Exercise instructions: All lines featuring the string "this" are to be listed.

Some records
= = = = = = =
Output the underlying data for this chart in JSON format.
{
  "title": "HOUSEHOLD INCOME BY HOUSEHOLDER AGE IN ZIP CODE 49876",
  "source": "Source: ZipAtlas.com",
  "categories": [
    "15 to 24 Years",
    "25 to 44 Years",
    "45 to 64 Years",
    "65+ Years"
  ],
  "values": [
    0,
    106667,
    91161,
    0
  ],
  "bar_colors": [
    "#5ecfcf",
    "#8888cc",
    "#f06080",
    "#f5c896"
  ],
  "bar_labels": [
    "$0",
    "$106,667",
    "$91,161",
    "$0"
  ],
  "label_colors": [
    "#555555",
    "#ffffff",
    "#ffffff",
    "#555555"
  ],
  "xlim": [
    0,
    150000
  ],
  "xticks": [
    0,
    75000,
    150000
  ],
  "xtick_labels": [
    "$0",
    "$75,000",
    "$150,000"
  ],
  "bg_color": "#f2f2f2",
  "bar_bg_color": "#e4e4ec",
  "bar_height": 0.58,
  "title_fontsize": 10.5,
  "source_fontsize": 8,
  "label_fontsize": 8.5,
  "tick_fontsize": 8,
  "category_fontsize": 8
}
= = = = = = =
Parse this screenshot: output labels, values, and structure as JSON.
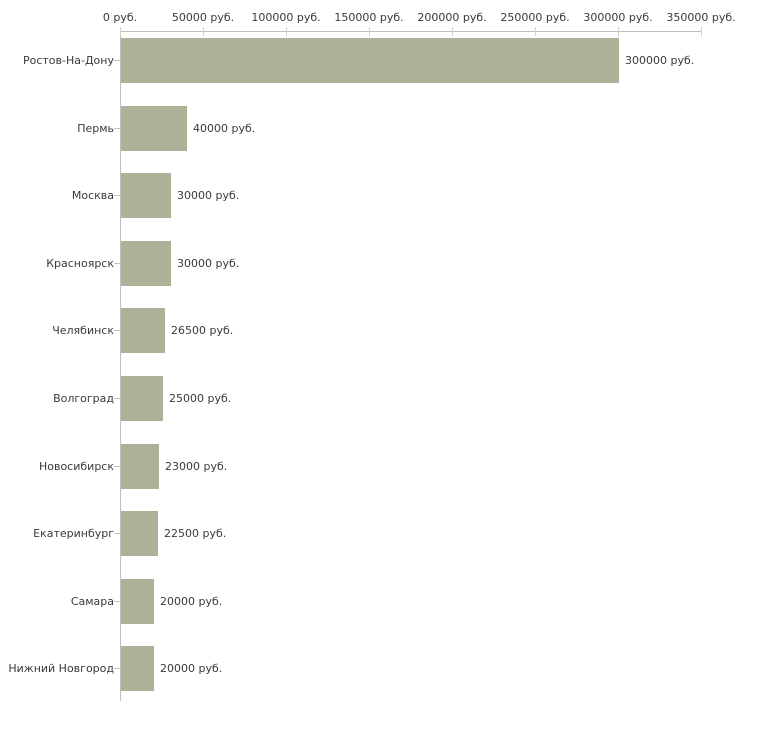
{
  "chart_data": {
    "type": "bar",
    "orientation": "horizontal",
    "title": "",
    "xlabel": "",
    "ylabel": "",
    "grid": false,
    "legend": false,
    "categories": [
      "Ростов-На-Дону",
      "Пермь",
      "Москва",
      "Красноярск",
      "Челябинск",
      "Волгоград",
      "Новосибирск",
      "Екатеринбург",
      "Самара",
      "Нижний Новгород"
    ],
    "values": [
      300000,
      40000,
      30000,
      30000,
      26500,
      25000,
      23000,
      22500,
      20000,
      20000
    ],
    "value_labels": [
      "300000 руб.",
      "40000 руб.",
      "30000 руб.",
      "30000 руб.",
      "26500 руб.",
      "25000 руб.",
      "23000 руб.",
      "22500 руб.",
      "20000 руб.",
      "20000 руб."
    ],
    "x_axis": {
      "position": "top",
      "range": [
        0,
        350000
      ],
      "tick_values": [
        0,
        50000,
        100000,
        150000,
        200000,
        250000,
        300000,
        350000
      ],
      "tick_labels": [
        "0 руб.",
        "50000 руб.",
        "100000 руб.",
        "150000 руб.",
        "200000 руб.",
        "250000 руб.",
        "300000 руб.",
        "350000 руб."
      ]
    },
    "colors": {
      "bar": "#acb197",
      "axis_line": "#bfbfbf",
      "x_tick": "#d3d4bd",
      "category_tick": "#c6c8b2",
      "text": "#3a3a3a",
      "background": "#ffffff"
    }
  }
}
= = = = = = =
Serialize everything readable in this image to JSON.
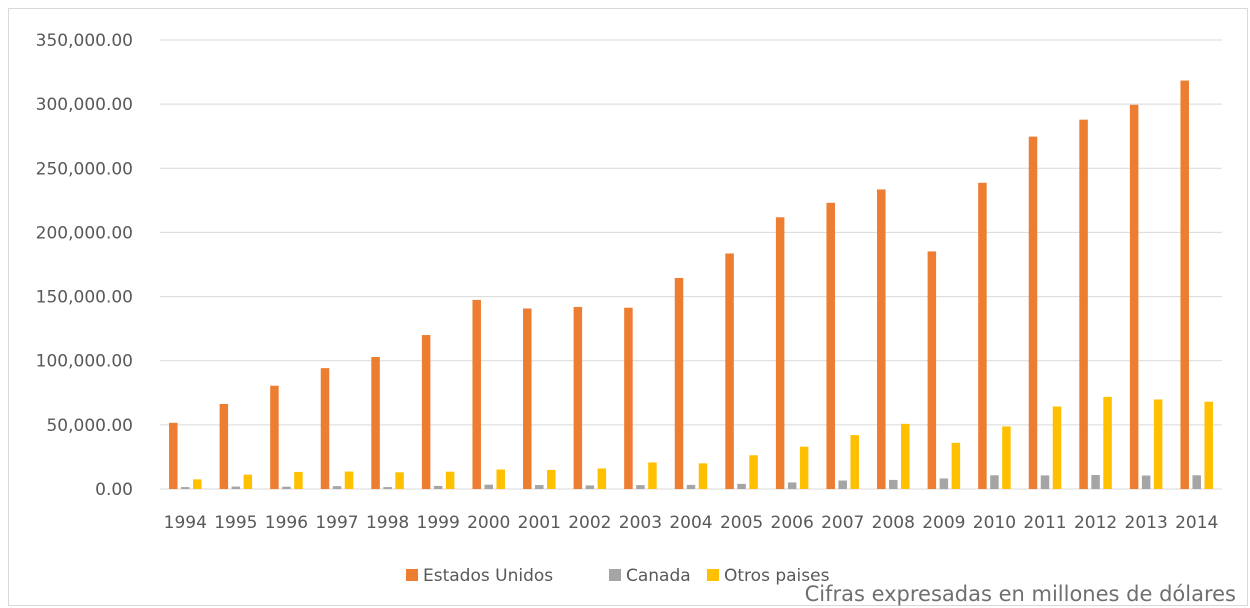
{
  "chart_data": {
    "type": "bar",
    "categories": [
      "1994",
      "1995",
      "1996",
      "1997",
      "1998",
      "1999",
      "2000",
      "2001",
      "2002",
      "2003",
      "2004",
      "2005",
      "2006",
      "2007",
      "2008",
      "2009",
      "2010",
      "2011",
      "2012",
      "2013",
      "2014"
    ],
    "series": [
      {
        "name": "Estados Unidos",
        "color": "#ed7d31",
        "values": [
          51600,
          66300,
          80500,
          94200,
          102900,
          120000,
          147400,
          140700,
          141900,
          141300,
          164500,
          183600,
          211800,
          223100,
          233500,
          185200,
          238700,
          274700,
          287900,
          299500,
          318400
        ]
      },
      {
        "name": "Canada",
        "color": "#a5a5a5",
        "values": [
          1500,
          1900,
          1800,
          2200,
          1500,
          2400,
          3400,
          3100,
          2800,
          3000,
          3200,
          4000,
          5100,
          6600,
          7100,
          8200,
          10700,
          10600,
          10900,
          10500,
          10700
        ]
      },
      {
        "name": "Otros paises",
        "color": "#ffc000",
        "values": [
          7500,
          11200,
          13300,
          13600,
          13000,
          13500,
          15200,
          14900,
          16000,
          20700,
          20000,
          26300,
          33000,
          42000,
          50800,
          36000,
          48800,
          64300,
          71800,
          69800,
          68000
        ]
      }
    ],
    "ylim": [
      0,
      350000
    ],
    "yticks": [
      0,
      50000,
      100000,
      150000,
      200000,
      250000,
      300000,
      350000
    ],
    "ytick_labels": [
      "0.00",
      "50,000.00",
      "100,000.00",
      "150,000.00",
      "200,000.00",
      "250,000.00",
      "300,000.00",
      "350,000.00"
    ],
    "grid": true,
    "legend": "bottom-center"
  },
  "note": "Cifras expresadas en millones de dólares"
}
= = = = = = =
Complete answer:
Output the underlying data for this chart in JSON format.
Parse this screenshot: output labels, values, and structure as JSON.
Serialize everything readable in this image to JSON.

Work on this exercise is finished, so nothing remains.